Has Sarri stumbled upon perfect role for magic Mertens?

 

It had still yet to sink in when Dries Mertens appeared in front of the cameras early on Sunday evening. “In order to get my head around it, I’m going to have to go home, be by myself for a bit and have a think,” he said. Like Tom Hanks in Castaway, Mertens’ only company, as he sits contemplatively in his Posillipo villa, will be a ball with a much less catchy name than Wilson. It’ll just be him and a Nike Ordem IV. A week ago, Mertens had asked Napoli’s club secretary to book another seat next to him on the flight back from Sardinia. The Belgian folletto - small and spritely - was bringing the match-ball back home with him after scoring a hat-trick in a 5-0 win away to Cagliari.

 

On Sunday night, Mertens brought a friend back for the Nike Ordem IV. Heading home from Napoli's Christmas party, his wife Kat didn't disapprove of him walking in the front door with his arm around a special someone. It was another match ball. Earlier in the day Mertens had become the first player to score hat-tricks in back-to-back league games since Pietro Anastasi in 1974. Completed in only nine minutes, it was the fastest since Andriy Shevchenko’s against Perugia at the turn of the century. 

 

Dries Lightning didn’t stop there either as just when fans were congratulating each other with pats on the back for wittily renaming him Tries Mertens, he scored again. Dribbling away from goal, Mertens lobbed Joe Hart on the turn from an acute angle, improbably getting the ball up and down to beat the upstanding 6’ 4” Torino goalkeeper at a distance of little more than 12 yards. Not since Beppe Savoldi, who was famously the subject of a world record breaking transfer in 1975, has a Napoli player produced a poker.

..............................

### WRITTEN EXERCISE 1
Please repeat everything in the Mertens article from "On Sunday night, Mertens" down to "of the century." word for word.
### WRITTEN EXERCISE 2
In the Mertens article, who was the last player before Mertens to score hat-tricks in back-to-back league games?
### WRITTEN EXERCISE 3
Write the next part of the Mertens article, starting right after its final sentence.

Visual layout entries
..............................

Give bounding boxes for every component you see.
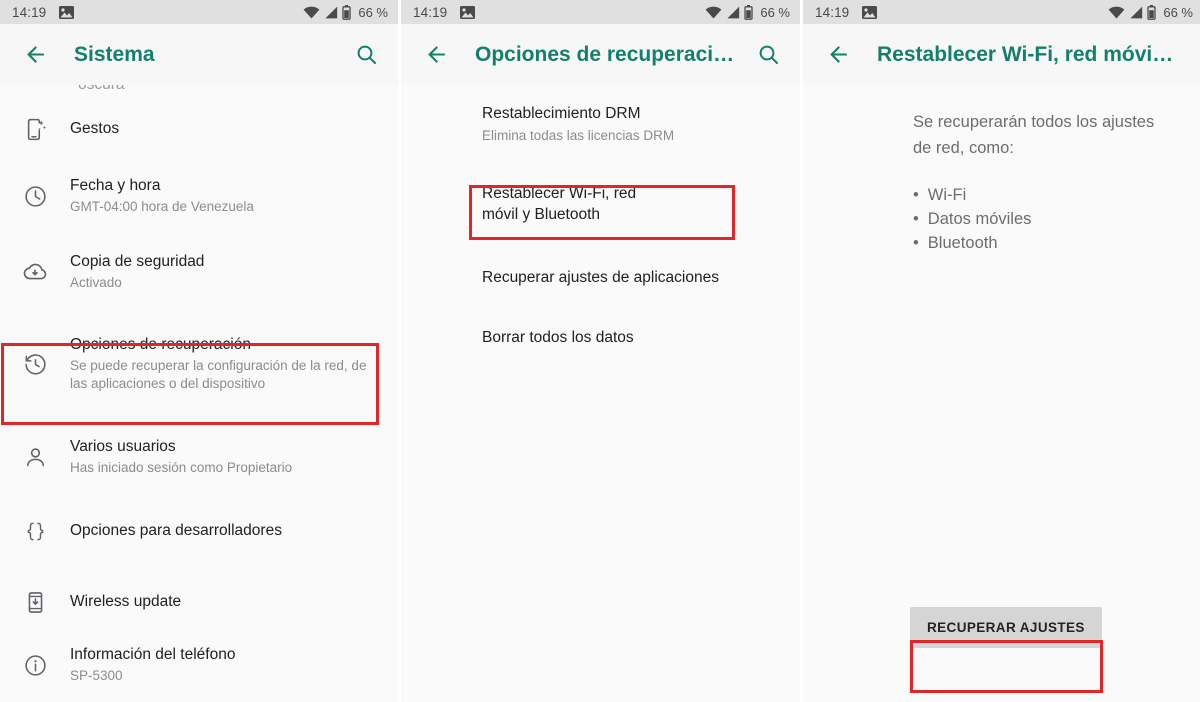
list-item-text: Información del teléfono SP-5300 (70, 645, 382, 685)
recuperar-ajustes-button[interactable]: RECUPERAR AJUSTES (910, 607, 1102, 648)
cellular-signal-icon (726, 6, 740, 19)
list-item-text: Wireless update (70, 592, 382, 612)
clock-icon (0, 184, 70, 209)
reset-network-body: Se recuperarán todos los ajustes de red,… (803, 85, 1200, 702)
list-item-title: Recuperar ajustes de aplicaciones (482, 269, 719, 286)
list-item-title: Fecha y hora (70, 177, 161, 194)
person-icon (0, 445, 70, 470)
list-item-title: Restablecimiento DRM (482, 105, 641, 122)
list-item-text: Opciones de recuperación Se puede recupe… (70, 335, 370, 393)
cloud-backup-icon (0, 259, 70, 285)
list-item-title: Gestos (70, 120, 120, 137)
status-bar: 14:19 66 % (401, 0, 800, 24)
list-item-title: Restablecer Wi-Fi, red móvil y Bluetooth (482, 185, 637, 223)
reset-options-list[interactable]: Restablecimiento DRM Elimina todas las l… (401, 85, 800, 702)
list-item-title: Borrar todos los datos (482, 329, 634, 346)
app-bar: Restablecer Wi-Fi, red móvi… (803, 24, 1200, 89)
search-icon[interactable] (350, 38, 384, 72)
list-item-text: Varios usuarios Has iniciado sesión como… (70, 437, 382, 477)
gesture-phone-icon (0, 117, 70, 142)
list-item-copia-de-seguridad[interactable]: Copia de seguridad Activado (0, 245, 398, 299)
wifi-icon (1108, 6, 1125, 19)
page-title: Sistema (74, 42, 155, 66)
list-item-restablecer-wifi-red-movil-bluetooth[interactable]: Restablecer Wi-Fi, red móvil y Bluetooth (401, 183, 671, 225)
list-item-opciones-de-recuperacion[interactable]: Opciones de recuperación Se puede recupe… (0, 327, 398, 401)
list-item-text: Copia de seguridad Activado (70, 252, 382, 292)
list-item-subtitle: GMT-04:00 hora de Venezuela (70, 199, 254, 214)
screenshot-triptych: 14:19 66 % Sistema Gestos Fecha y hora G… (0, 0, 1200, 702)
battery-icon (744, 4, 754, 20)
wifi-icon (303, 6, 320, 19)
list-item-borrar-todos-los-datos[interactable]: Borrar todos los datos (401, 327, 800, 348)
list-item-wireless-update[interactable]: Wireless update (0, 579, 398, 625)
list-item: Wi-Fi (913, 183, 1031, 207)
phone-download-icon (0, 590, 70, 615)
list-item-fecha-y-hora[interactable]: Fecha y hora GMT-04:00 hora de Venezuela (0, 169, 398, 223)
screen-reset-options: 14:19 66 % Opciones de recuperaci… Resta… (401, 0, 800, 702)
list-item-title: Varios usuarios (70, 438, 176, 455)
app-bar: Opciones de recuperaci… (401, 24, 800, 89)
list-item: Datos móviles (913, 207, 1032, 231)
status-bar-clock: 14:19 (12, 4, 47, 20)
list-item-subtitle: Has iniciado sesión como Propietario (70, 460, 293, 475)
arrow-left-icon[interactable] (18, 38, 52, 72)
image-notification-icon (862, 5, 878, 19)
list-item-subtitle: Elimina todas las licencias DRM (482, 128, 675, 143)
list-item-text: Fecha y hora GMT-04:00 hora de Venezuela (70, 176, 382, 216)
list-item-text: Gestos (70, 119, 382, 139)
battery-percent-label: 66 % (1163, 4, 1193, 20)
restore-history-icon (0, 352, 70, 377)
list-item-title: Información del teléfono (70, 646, 236, 663)
app-bar: Sistema (0, 24, 398, 89)
status-bar-clock: 14:19 (413, 4, 448, 20)
list-item-text: Opciones para desarrolladores (70, 521, 382, 541)
screen-reset-network: 14:19 66 % Restablecer Wi-Fi, red móvi… … (803, 0, 1200, 702)
battery-percent-label: 66 % (760, 4, 790, 20)
page-title: Opciones de recuperaci… (475, 42, 735, 66)
info-circle-icon (0, 653, 70, 678)
status-bar-right-cluster: 66 % (1108, 4, 1193, 20)
screen-system-settings: 14:19 66 % Sistema Gestos Fecha y hora G… (0, 0, 398, 702)
wifi-icon (705, 6, 722, 19)
list-item: Bluetooth (913, 231, 1031, 255)
list-item-varios-usuarios[interactable]: Varios usuarios Has iniciado sesión como… (0, 430, 398, 484)
arrow-left-icon[interactable] (821, 38, 855, 72)
list-item-title: Copia de seguridad (70, 253, 205, 270)
list-item-title: Opciones para desarrolladores (70, 522, 282, 539)
list-item-subtitle: Se puede recuperar la configuración de l… (70, 358, 367, 391)
list-item-subtitle: SP-5300 (70, 668, 123, 683)
scrolled-partial-item: oscura (78, 85, 125, 94)
status-bar-clock: 14:19 (815, 4, 850, 20)
image-notification-icon (460, 5, 476, 19)
list-item-informacion-del-telefono[interactable]: Información del teléfono SP-5300 (0, 638, 398, 692)
battery-percent-label: 66 % (358, 4, 388, 20)
affected-settings-list: Wi-Fi Datos móviles Bluetooth (913, 183, 1032, 255)
status-bar: 14:19 66 % (803, 0, 1200, 24)
list-item-subtitle: Activado (70, 275, 122, 290)
arrow-left-icon[interactable] (419, 38, 453, 72)
reset-description: Se recuperarán todos los ajustes de red,… (913, 113, 1155, 157)
braces-icon (0, 519, 70, 544)
battery-icon (1147, 4, 1157, 20)
list-item-gestos[interactable]: Gestos (0, 103, 398, 155)
list-item-opciones-para-desarrolladores[interactable]: Opciones para desarrolladores (0, 508, 398, 554)
image-notification-icon (59, 5, 75, 19)
search-icon[interactable] (752, 38, 786, 72)
list-item-title: Opciones de recuperación (70, 336, 251, 353)
battery-icon (342, 4, 352, 20)
list-item-restablecimiento-drm[interactable]: Restablecimiento DRM Elimina todas las l… (401, 103, 800, 145)
status-bar-right-cluster: 66 % (705, 4, 790, 20)
list-item-title: Wireless update (70, 593, 182, 610)
list-item-recuperar-ajustes-de-aplicaciones[interactable]: Recuperar ajustes de aplicaciones (401, 267, 800, 288)
status-bar: 14:19 66 % (0, 0, 398, 24)
page-title: Restablecer Wi-Fi, red móvi… (877, 42, 1174, 66)
settings-list[interactable]: oscura Gestos Fecha y hora GMT-04:00 hor… (0, 85, 398, 702)
cellular-signal-icon (324, 6, 338, 19)
cellular-signal-icon (1129, 6, 1143, 19)
status-bar-right-cluster: 66 % (303, 4, 388, 20)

..............................

### EXPECTED OUTPUT 1
On Sunday night, Mertens brought a friend back for the Nike Ordem IV. Heading home from Napoli's Christmas party, his wife Kat didn't disapprove of him walking in the front door with his arm around a special someone. It was another match ball. Earlier in the day Mertens had become the first player to score hat-tricks in back-to-back league games since Pietro Anastasi in 1974. Completed in only nine minutes, it was the fastest since Andriy Shevchenko’s against Perugia at the turn of the century.

### EXPECTED OUTPUT 2
Pietro Anastasi, in 1974.

### EXPECTED OUTPUT 3
It was a gol alla Maradona, a player Mertens perhaps shares a little more than just his initials with. As the 'Tries' headlines were tossed in the bin, the papers all ran like mad with this instead and one can easily imagine Series Two of the Young Pope featuring Voiello, the Napoli-obsessed Cardinal Secretary of State, reading a copy of Monday’s Il Corriere dello Sport in the Vatican Gardens. The front-page suggested Mertens’ had been touched by the Hand of God, as if he were Adam in Michelangelo’s painting on the ceiling of the Sistine Chapel. “Diego Armando Mertens,” was the Rome paper's benediction. Humbled by the comparison, Mertens smiled: “I'm proud but I’ve still got a lot of hard work to do” to live up to the player in whose honour Napoli retired the No.10 shirt. 

 

Has Sarri stumbled upon perfect role for magic Mertens?

 

For one day, though, it didn’t feel like blasphemy to mention the two in the same sentence and there was a wonderful timing to Mertens’ performance, coming as it did swiftly on the heels of Real Madrid’s win in the Club World Cup against Kashima Antlers. Drawn together in the Round of 16 of the Champions League, Real reminded Napoli of the scale of the task awaiting them in February as Cristiano Ronaldo scored a hat-trick. Mertens’ poker was treated as the perfect response to the newly crowned world champions and this year's Ballon d’Or winner. It was a tongue-in-cheek ‘whatever you can do, Cristiano, I can do better’.  

 

On this theme, Monday’s Gazzetta dello Sport dedicated their opening pages to the “due fenomeni on a collision course.” As with Maradona, they are not saying Mertens is as good as Ronaldo but it hasn't gone unnoticed that one has followed a similar career path to the other at least in going from being a winger to a striker and metamorphosing all of a sudden into a prolific goalscorer. Mertens has struck seven times in the last seven days in Serie A. The last player to do that in Italy, rather poignantly, was the great Gunnar Nordahl in 1955. Gonzalo Higuain broke the Swede's remarkable single-season scoring record last season and although his goal was the difference when he faced his former club in October, just as it was in Saturday night’s top of the table clash between Juventus and Roma, it’d be wrong to say Napoli miss him.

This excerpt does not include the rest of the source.